◆ THE REQUEST:
Without including any images, reproduce each entry exactly.

◆ MATERIAL SUPPLIED:
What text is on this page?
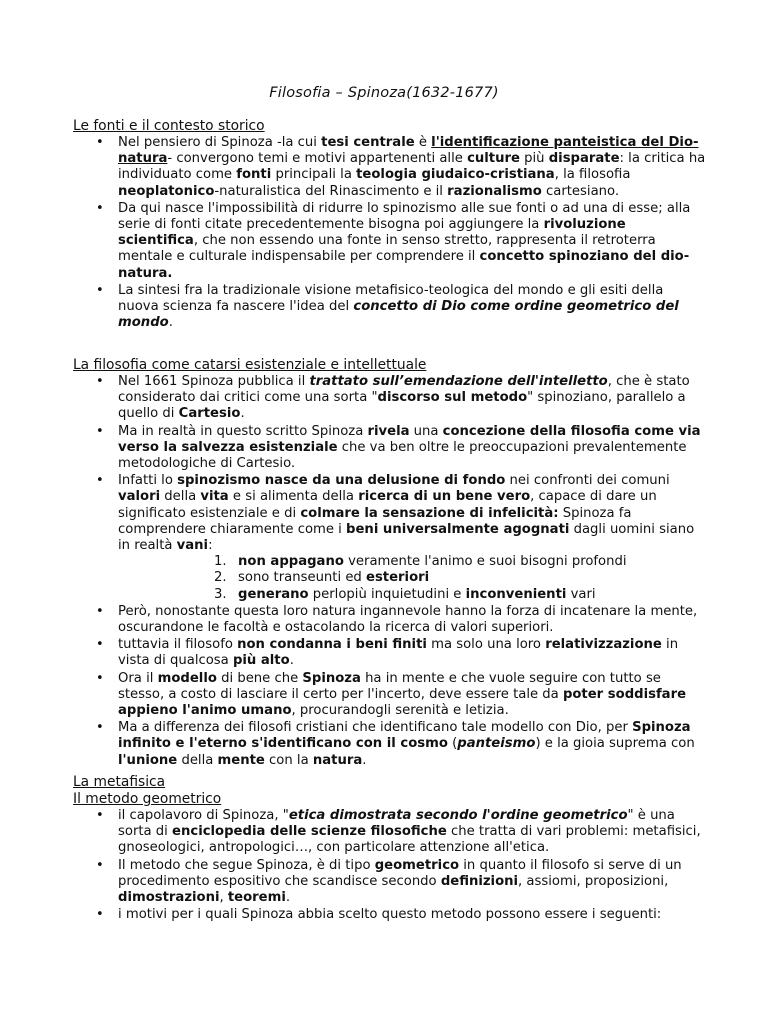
Filosofia – Spinoza(1632-1677)
Le fonti e il contesto storico
• Nel pensiero di Spinoza -la cui tesi centrale è l'identificazione panteistica del Dio-natura- convergono temi e motivi appartenenti alle culture più disparate: la critica ha individuato come fonti principali la teologia giudaico-cristiana, la filosofia neoplatonico-naturalistica del Rinascimento e il razionalismo cartesiano.
• Da qui nasce l'impossibilità di ridurre lo spinozismo alle sue fonti o ad una di esse; alla serie di fonti citate precedentemente bisogna poi aggiungere la rivoluzione scientifica, che non essendo una fonte in senso stretto, rappresenta il retroterra mentale e culturale indispensabile per comprendere il concetto spinoziano del dio-natura.
• La sintesi fra la tradizionale visione metafisico-teologica del mondo e gli esiti della nuova scienza fa nascere l'idea del concetto di Dio come ordine geometrico del mondo.
La filosofia come catarsi esistenziale e intellettuale
• Nel 1661 Spinoza pubblica il trattato sull’emendazione dell'intelletto, che è stato considerato dai critici come una sorta "discorso sul metodo" spinoziano, parallelo a quello di Cartesio.
• Ma in realtà in questo scritto Spinoza rivela una concezione della filosofia come via verso la salvezza esistenziale che va ben oltre le preoccupazioni prevalentemente metodologiche di Cartesio.
• Infatti lo spinozismo nasce da una delusione di fondo nei confronti dei comuni valori della vita e si alimenta della ricerca di un bene vero, capace di dare un significato esistenziale e di colmare la sensazione di infelicità: Spinoza fa comprendere chiaramente come i beni universalmente agognati dagli uomini siano in realtà vani:
1. non appagano veramente l'animo e suoi bisogni profondi
2. sono transeunti ed esteriori
3. generano perlopiù inquietudini e inconvenienti vari
• Però, nonostante questa loro natura ingannevole hanno la forza di incatenare la mente, oscurandone le facoltà e ostacolando la ricerca di valori superiori.
• tuttavia il filosofo non condanna i beni finiti ma solo una loro relativizzazione in vista di qualcosa più alto.
• Ora il modello di bene che Spinoza ha in mente e che vuole seguire con tutto se stesso, a costo di lasciare il certo per l'incerto, deve essere tale da poter soddisfare appieno l'animo umano, procurandogli serenità e letizia.
• Ma a differenza dei filosofi cristiani che identificano tale modello con Dio, per Spinoza infinito e l'eterno s'identificano con il cosmo (panteismo) e la gioia suprema con l'unione della mente con la natura.
La metafisica
Il metodo geometrico
• il capolavoro di Spinoza, "etica dimostrata secondo l'ordine geometrico" è una sorta di enciclopedia delle scienze filosofiche che tratta di vari problemi: metafisici, gnoseologici, antropologici…, con particolare attenzione all'etica.
• Il metodo che segue Spinoza, è di tipo geometrico in quanto il filosofo si serve di un procedimento espositivo che scandisce secondo definizioni, assiomi, proposizioni, dimostrazioni, teoremi.
• i motivi per i quali Spinoza abbia scelto questo metodo possono essere i seguenti:
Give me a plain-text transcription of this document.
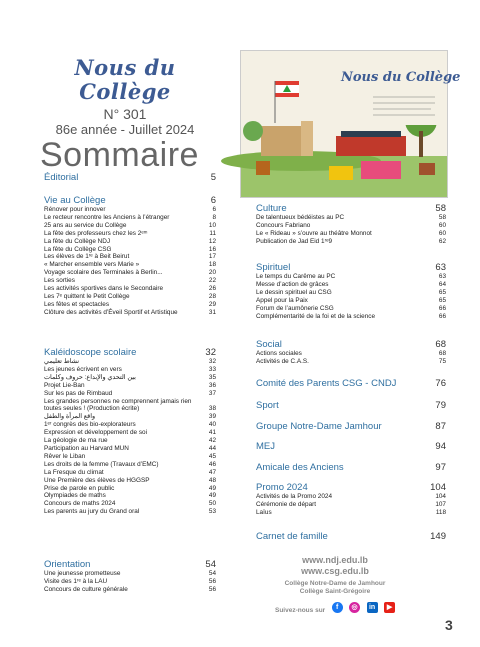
Nous du Collège
N° 301
86e année - Juillet 2024
Nous du Collège
Sommaire
Éditorial	5
Vie au Collège	6
Rénover pour innover	6
Le recteur rencontre les Anciens à l’étranger	8
25 ans au service du Collège	10
La fête des professeurs chez les 2ᵉᵐ	11
La fête du Collège NDJ	12
La fête du Collège CSG	16
Les élèves de 1ʳᵉ à Beit Beirut	17
« Marcher ensemble vers Marie »	18
Voyage scolaire des Terminales à Berlin...	20
Les sorties	22
Les activités sportives dans le Secondaire	26
Les 7ᵉ quittent le Petit Collège	28
Les fêtes et spectacles	29
Clôture des activités d’Éveil Sportif et Artistique	31
Kaléidoscope scolaire	32
نشاط تعليمي	32
Les jeunes écrivent en vers	33
بين التحدي والإبداع: حروف وكلمات	35
Projet Lie-Ban	36
Sur les pas de Rimbaud	37
Les grandes personnes ne comprennent jamais rien toutes seules ! (Production écrite)	38
واقع المرأة والطفل	39
1ᵉʳ congrès des bio-explorateurs	40
Expression et développement de soi	41
La géologie de ma rue	42
Participation au Harvard MUN	44
Rêver le Liban	45
Les droits de la femme (Travaux d’EMC)	46
La Fresque du climat	47
Une Première des élèves de HGGSP	48
Prise de parole en public	49
Olympiades de maths	49
Concours de maths 2024	50
Les parents au jury du Grand oral	53
Orientation	54
Une jeunesse prometteuse	54
Visite des 1ʳᵉ à la LAU	56
Concours de culture générale	56
Culture	58
De talentueux bédéistes au PC	58
Concours Fabriano	60
Le « Rideau » s’ouvre au théâtre Monnot	60
Publication de Jad Eid 1ʳᵉ9	62
Spirituel	63
Le temps du Carême au PC	63
Messe d’action de grâces	64
Le dessin spirituel au CSG	65
Appel pour la Paix	65
Forum de l’aumônerie CSG	66
Complémentarité de la foi et de la science	66
Social	68
Actions sociales	68
Activités de C.A.S.	75
Comité des Parents CSG - CNDJ	76
Sport	79
Groupe Notre-Dame Jamhour	87
MEJ	94
Amicale des Anciens	97
Promo 2024	104
Activités de la Promo 2024	104
Cérémonie de départ	107
Laïus	118
Carnet de famille	149
www.ndj.edu.lb
www.csg.edu.lb
Collège Notre-Dame de Jamhour
Collège Saint-Grégoire
Suivez-nous sur f ◎ in ▶
3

◆ EXERCISE SOLUTION:
What text is on this page?
Filosofia – Spinoza(1632-1677)
Le fonti e il contesto storico
• Nel pensiero di Spinoza -la cui tesi centrale è l'identificazione panteistica del Dio-natura- convergono temi e motivi appartenenti alle culture più disparate: la critica ha individuato come fonti principali la teologia giudaico-cristiana, la filosofia neoplatonico-naturalistica del Rinascimento e il razionalismo cartesiano.
• Da qui nasce l'impossibilità di ridurre lo spinozismo alle sue fonti o ad una di esse; alla serie di fonti citate precedentemente bisogna poi aggiungere la rivoluzione scientifica, che non essendo una fonte in senso stretto, rappresenta il retroterra mentale e culturale indispensabile per comprendere il concetto spinoziano del dio-natura.
• La sintesi fra la tradizionale visione metafisico-teologica del mondo e gli esiti della nuova scienza fa nascere l'idea del concetto di Dio come ordine geometrico del mondo.
La filosofia come catarsi esistenziale e intellettuale
• Nel 1661 Spinoza pubblica il trattato sull’emendazione dell'intelletto, che è stato considerato dai critici come una sorta "discorso sul metodo" spinoziano, parallelo a quello di Cartesio.
• Ma in realtà in questo scritto Spinoza rivela una concezione della filosofia come via verso la salvezza esistenziale che va ben oltre le preoccupazioni prevalentemente metodologiche di Cartesio.
• Infatti lo spinozismo nasce da una delusione di fondo nei confronti dei comuni valori della vita e si alimenta della ricerca di un bene vero, capace di dare un significato esistenziale e di colmare la sensazione di infelicità: Spinoza fa comprendere chiaramente come i beni universalmente agognati dagli uomini siano in realtà vani:
1. non appagano veramente l'animo e suoi bisogni profondi
2. sono transeunti ed esteriori
3. generano perlopiù inquietudini e inconvenienti vari
• Però, nonostante questa loro natura ingannevole hanno la forza di incatenare la mente, oscurandone le facoltà e ostacolando la ricerca di valori superiori.
• tuttavia il filosofo non condanna i beni finiti ma solo una loro relativizzazione in vista di qualcosa più alto.
• Ora il modello di bene che Spinoza ha in mente e che vuole seguire con tutto se stesso, a costo di lasciare il certo per l'incerto, deve essere tale da poter soddisfare appieno l'animo umano, procurandogli serenità e letizia.
• Ma a differenza dei filosofi cristiani che identificano tale modello con Dio, per Spinoza infinito e l'eterno s'identificano con il cosmo (panteismo) e la gioia suprema con l'unione della mente con la natura.
La metafisica
Il metodo geometrico
• il capolavoro di Spinoza, "etica dimostrata secondo l'ordine geometrico" è una sorta di enciclopedia delle scienze filosofiche che tratta di vari problemi: metafisici, gnoseologici, antropologici…, con particolare attenzione all'etica.
• Il metodo che segue Spinoza, è di tipo geometrico in quanto il filosofo si serve di un procedimento espositivo che scandisce secondo definizioni, assiomi, proposizioni, dimostrazioni, teoremi.
• i motivi per i quali Spinoza abbia scelto questo metodo possono essere i seguenti:
Give me a plain-text transcription of this document.
Nous du Collège
N° 301
86e année - Juillet 2024
Nous du Collège
Sommaire
Éditorial	5
Vie au Collège	6
Rénover pour innover	6
Le recteur rencontre les Anciens à l’étranger	8
25 ans au service du Collège	10
La fête des professeurs chez les 2ᵉᵐ	11
La fête du Collège NDJ	12
La fête du Collège CSG	16
Les élèves de 1ʳᵉ à Beit Beirut	17
« Marcher ensemble vers Marie »	18
Voyage scolaire des Terminales à Berlin...	20
Les sorties	22
Les activités sportives dans le Secondaire	26
Les 7ᵉ quittent le Petit Collège	28
Les fêtes et spectacles	29
Clôture des activités d’Éveil Sportif et Artistique	31
Kaléidoscope scolaire	32
نشاط تعليمي	32
Les jeunes écrivent en vers	33
بين التحدي والإبداع: حروف وكلمات	35
Projet Lie-Ban	36
Sur les pas de Rimbaud	37
Les grandes personnes ne comprennent jamais rien toutes seules ! (Production écrite)	38
واقع المرأة والطفل	39
1ᵉʳ congrès des bio-explorateurs	40
Expression et développement de soi	41
La géologie de ma rue	42
Participation au Harvard MUN	44
Rêver le Liban	45
Les droits de la femme (Travaux d’EMC)	46
La Fresque du climat	47
Une Première des élèves de HGGSP	48
Prise de parole en public	49
Olympiades de maths	49
Concours de maths 2024	50
Les parents au jury du Grand oral	53
Orientation	54
Une jeunesse prometteuse	54
Visite des 1ʳᵉ à la LAU	56
Concours de culture générale	56
Culture	58
De talentueux bédéistes au PC	58
Concours Fabriano	60
Le « Rideau » s’ouvre au théâtre Monnot	60
Publication de Jad Eid 1ʳᵉ9	62
Spirituel	63
Le temps du Carême au PC	63
Messe d’action de grâces	64
Le dessin spirituel au CSG	65
Appel pour la Paix	65
Forum de l’aumônerie CSG	66
Complémentarité de la foi et de la science	66
Social	68
Actions sociales	68
Activités de C.A.S.	75
Comité des Parents CSG - CNDJ	76
Sport	79
Groupe Notre-Dame Jamhour	87
MEJ	94
Amicale des Anciens	97
Promo 2024	104
Activités de la Promo 2024	104
Cérémonie de départ	107
Laïus	118
Carnet de famille	149
www.ndj.edu.lb
www.csg.edu.lb
Collège Notre-Dame de Jamhour
Collège Saint-Grégoire
Suivez-nous sur f ◎ in ▶
3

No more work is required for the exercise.